» **GIVEN RECORDS**
★ ★ ★ ★ ★
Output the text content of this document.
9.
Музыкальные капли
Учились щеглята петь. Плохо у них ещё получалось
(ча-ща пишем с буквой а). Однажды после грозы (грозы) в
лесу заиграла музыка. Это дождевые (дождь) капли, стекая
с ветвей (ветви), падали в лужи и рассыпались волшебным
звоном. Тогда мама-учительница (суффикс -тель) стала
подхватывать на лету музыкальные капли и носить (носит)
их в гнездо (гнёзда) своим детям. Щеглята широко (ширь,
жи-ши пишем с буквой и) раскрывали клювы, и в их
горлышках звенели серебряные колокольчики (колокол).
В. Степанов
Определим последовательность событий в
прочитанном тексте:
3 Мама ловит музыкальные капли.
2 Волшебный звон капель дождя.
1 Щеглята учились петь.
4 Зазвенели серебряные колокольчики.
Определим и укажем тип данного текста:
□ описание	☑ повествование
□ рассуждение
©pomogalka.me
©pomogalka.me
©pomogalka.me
★ ★ ★ ★ ★
Extract all of the data above and output it character for character.

Output the text content of this document.
9.
Музыкальные капли
Учились щеглята петь. Плохо у них ещё получалось
(ча-ща пишем с буквой а). Однажды после грозы (грозы) в
лесу заиграла музыка. Это дождевые (дождь) капли, стекая
с ветвей (ветви), падали в лужи и рассыпались волшебным
звоном. Тогда мама-учительница (суффикс -тель) стала
подхватывать на лету музыкальные капли и носить (носит)
их в гнездо (гнёзда) своим детям. Щеглята широко (ширь,
жи-ши пишем с буквой и) раскрывали клювы, и в их
горлышках звенели серебряные колокольчики (колокол).
В. Степанов
Определим последовательность событий в
прочитанном тексте:
3 Мама ловит музыкальные капли.
2 Волшебный звон капель дождя.
1 Щеглята учились петь.
4 Зазвенели серебряные колокольчики.
Определим и укажем тип данного текста:
□ описание	☑ повествование
□ рассуждение
©pomogalka.me
©pomogalka.me
©pomogalka.me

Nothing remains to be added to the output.